Exercise goal: Show all lines that include the string "name"; copy each one.

+++ Given information

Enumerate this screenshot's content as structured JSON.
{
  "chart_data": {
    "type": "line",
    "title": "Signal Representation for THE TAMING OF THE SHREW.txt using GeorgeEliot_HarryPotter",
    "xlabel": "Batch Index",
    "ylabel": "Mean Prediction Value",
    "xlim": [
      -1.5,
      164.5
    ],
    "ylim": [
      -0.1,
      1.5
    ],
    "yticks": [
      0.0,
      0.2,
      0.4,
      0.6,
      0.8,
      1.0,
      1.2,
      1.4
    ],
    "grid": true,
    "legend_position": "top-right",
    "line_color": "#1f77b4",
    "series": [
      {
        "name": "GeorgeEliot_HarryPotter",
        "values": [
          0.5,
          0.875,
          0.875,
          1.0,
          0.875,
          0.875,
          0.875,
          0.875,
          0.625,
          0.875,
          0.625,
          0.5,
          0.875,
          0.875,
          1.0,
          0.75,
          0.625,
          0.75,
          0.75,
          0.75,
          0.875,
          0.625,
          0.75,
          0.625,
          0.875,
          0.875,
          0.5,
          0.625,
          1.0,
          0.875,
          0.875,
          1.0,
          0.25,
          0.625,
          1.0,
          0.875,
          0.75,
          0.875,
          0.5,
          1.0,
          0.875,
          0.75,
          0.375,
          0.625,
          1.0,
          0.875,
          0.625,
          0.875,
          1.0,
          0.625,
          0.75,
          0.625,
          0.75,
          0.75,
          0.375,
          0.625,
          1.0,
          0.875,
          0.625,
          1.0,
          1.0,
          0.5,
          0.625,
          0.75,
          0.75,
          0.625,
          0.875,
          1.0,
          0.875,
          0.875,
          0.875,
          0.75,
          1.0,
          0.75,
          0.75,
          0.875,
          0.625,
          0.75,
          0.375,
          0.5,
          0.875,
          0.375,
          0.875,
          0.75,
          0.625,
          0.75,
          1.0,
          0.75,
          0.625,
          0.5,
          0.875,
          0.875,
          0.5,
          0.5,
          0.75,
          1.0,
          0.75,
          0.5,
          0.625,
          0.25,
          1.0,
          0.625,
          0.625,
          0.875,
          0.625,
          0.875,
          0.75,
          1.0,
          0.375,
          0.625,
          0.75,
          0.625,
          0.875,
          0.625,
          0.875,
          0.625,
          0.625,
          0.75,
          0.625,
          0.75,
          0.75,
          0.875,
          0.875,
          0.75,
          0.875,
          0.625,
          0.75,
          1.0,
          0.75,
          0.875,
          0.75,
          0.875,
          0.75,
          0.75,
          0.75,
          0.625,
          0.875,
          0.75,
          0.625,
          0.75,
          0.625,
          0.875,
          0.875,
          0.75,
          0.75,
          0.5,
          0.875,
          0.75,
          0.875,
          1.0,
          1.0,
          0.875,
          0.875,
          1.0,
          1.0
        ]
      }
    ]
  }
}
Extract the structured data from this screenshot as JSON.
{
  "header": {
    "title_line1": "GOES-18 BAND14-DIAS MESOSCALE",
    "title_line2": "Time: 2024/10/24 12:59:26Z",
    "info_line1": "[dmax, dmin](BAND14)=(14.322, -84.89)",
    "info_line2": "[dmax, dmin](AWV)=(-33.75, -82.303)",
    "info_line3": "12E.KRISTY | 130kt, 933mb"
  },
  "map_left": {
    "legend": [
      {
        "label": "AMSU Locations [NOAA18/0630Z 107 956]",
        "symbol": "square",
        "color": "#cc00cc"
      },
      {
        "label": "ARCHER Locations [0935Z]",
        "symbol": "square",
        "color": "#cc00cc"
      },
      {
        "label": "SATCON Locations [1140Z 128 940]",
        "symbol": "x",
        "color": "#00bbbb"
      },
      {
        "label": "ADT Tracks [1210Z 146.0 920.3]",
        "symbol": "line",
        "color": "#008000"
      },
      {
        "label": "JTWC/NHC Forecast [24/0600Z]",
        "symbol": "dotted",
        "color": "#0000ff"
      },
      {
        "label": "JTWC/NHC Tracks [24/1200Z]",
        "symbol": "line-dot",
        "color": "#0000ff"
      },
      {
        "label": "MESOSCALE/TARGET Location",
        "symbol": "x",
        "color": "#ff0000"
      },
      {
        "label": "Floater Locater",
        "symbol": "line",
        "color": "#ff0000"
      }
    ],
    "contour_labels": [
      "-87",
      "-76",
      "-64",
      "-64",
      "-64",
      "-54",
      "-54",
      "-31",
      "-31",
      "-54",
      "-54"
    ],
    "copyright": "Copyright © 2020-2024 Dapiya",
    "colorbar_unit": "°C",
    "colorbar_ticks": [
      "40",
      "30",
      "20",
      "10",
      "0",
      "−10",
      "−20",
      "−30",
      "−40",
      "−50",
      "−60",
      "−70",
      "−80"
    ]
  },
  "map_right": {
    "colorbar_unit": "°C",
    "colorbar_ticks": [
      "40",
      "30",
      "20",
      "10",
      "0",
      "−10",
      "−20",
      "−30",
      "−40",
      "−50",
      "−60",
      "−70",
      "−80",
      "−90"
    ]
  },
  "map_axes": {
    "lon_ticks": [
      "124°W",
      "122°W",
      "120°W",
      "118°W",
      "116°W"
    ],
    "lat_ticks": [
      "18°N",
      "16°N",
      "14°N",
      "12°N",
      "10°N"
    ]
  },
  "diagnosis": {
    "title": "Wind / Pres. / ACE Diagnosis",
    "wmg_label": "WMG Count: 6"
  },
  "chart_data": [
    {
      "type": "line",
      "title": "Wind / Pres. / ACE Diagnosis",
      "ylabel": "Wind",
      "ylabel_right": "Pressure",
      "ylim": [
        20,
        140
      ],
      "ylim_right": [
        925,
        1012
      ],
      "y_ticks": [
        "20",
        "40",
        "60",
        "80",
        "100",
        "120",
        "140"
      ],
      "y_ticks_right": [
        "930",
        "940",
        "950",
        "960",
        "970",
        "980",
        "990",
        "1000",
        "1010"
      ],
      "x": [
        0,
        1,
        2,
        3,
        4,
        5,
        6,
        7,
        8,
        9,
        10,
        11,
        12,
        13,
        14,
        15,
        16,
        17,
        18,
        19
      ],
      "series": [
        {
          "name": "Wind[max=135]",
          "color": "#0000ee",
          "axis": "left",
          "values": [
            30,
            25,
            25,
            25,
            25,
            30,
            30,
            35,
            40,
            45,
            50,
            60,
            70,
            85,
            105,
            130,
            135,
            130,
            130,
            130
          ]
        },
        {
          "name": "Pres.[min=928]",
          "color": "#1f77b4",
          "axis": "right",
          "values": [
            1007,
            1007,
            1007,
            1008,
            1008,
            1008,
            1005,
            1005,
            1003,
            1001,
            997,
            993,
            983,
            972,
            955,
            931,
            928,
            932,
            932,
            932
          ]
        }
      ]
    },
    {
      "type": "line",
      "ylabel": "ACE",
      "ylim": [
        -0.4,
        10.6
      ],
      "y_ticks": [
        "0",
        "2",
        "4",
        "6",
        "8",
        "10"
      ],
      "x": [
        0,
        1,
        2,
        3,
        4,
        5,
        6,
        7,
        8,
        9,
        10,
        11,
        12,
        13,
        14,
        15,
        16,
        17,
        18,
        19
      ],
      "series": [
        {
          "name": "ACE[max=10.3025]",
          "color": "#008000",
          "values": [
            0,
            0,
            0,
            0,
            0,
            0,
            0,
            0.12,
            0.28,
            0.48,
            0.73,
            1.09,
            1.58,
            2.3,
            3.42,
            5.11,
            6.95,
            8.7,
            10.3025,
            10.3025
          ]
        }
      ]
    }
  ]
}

++++++

Solution below:
        "name": "GeorgeEliot_HarryPotter",
          "name": "Wind[max=135]",
          "name": "Pres.[min=928]",
          "name": "ACE[max=10.3025]",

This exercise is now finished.